• Data provided

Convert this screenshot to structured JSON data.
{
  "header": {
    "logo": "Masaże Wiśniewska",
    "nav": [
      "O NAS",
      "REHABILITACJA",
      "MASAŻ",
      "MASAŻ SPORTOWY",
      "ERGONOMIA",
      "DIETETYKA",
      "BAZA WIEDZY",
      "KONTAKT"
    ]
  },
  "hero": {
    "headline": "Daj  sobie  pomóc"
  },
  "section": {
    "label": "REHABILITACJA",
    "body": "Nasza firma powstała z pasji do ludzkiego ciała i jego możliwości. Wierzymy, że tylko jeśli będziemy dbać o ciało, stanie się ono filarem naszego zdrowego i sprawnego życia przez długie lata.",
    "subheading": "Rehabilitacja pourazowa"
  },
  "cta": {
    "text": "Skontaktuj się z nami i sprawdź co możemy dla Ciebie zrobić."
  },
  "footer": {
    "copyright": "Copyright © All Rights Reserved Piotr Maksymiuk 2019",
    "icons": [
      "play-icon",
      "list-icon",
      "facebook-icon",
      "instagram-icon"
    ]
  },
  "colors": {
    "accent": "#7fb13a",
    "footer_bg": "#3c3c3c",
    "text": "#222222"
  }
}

...

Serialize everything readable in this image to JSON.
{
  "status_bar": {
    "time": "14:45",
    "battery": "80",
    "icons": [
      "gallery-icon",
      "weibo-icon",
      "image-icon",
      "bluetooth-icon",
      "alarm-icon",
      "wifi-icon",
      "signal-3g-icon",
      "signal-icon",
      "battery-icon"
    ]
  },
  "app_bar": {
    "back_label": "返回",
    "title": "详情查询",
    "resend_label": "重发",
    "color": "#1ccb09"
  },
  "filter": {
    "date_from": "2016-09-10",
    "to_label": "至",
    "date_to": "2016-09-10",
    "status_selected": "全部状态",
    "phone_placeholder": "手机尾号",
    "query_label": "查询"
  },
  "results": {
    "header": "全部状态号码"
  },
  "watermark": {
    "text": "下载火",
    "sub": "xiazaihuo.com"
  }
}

• Set exercise
Say how many lines have the string "this" in them, offering no words beyond the number.

• Completed task
2